Start TASK INPUTS

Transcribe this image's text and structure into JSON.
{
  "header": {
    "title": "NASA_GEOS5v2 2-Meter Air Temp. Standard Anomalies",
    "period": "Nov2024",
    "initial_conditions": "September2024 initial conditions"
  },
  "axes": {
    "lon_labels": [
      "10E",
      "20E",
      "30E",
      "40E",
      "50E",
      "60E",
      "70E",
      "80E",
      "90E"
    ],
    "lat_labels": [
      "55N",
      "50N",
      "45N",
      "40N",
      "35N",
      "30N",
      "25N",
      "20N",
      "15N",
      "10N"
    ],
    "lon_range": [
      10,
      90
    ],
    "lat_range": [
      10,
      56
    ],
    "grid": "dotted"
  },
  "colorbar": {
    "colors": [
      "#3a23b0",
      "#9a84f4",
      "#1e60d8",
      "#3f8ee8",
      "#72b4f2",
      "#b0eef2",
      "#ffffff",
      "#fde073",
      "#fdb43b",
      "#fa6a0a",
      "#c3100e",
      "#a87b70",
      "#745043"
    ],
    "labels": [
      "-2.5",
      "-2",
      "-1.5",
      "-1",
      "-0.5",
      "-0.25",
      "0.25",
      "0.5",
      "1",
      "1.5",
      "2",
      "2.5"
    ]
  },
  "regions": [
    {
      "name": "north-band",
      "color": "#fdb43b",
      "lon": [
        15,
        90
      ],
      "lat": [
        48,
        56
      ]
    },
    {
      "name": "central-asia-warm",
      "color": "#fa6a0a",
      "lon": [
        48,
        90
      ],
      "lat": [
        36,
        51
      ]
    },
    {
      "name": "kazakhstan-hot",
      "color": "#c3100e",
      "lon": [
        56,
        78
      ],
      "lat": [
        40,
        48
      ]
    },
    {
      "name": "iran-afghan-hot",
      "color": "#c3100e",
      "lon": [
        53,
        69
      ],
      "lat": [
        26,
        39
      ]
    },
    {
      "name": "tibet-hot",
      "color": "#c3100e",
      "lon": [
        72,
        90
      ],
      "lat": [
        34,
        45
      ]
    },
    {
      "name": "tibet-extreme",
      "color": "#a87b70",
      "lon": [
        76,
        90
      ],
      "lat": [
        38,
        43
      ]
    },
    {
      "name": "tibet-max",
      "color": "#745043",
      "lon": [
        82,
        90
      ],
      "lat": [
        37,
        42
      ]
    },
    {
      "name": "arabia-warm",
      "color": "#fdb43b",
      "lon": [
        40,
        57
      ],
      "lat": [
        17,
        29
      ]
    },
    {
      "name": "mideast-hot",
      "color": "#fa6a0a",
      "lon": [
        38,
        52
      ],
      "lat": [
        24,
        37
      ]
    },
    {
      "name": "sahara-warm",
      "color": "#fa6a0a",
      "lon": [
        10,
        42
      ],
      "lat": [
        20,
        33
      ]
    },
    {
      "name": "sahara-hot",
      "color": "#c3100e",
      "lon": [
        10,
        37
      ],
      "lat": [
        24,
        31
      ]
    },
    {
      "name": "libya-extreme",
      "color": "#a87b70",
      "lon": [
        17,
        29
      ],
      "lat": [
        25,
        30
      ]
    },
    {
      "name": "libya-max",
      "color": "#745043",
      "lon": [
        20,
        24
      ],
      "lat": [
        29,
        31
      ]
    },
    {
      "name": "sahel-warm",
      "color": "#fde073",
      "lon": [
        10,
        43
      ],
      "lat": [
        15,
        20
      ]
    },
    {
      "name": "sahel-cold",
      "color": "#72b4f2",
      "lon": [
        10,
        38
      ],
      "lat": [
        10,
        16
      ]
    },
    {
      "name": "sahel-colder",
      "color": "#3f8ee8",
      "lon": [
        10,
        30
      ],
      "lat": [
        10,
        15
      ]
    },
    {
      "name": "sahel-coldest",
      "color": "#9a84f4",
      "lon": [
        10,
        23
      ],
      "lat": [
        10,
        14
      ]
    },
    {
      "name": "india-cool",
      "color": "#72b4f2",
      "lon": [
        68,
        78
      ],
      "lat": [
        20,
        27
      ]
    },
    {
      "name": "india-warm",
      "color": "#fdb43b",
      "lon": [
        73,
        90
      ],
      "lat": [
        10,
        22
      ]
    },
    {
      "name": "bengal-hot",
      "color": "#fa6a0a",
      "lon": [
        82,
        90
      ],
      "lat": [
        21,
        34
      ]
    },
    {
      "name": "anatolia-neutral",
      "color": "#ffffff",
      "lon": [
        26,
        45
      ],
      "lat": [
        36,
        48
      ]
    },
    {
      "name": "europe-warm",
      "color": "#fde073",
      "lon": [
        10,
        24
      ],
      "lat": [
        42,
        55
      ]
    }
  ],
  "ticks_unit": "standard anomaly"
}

End TASK INPUTS

REQUIRED WORK –
Scan the material above. Return every line containing the string "extreme".

RESULT FOR THIS EXERCISE –
      "name": "tibet-extreme",
      "name": "libya-extreme",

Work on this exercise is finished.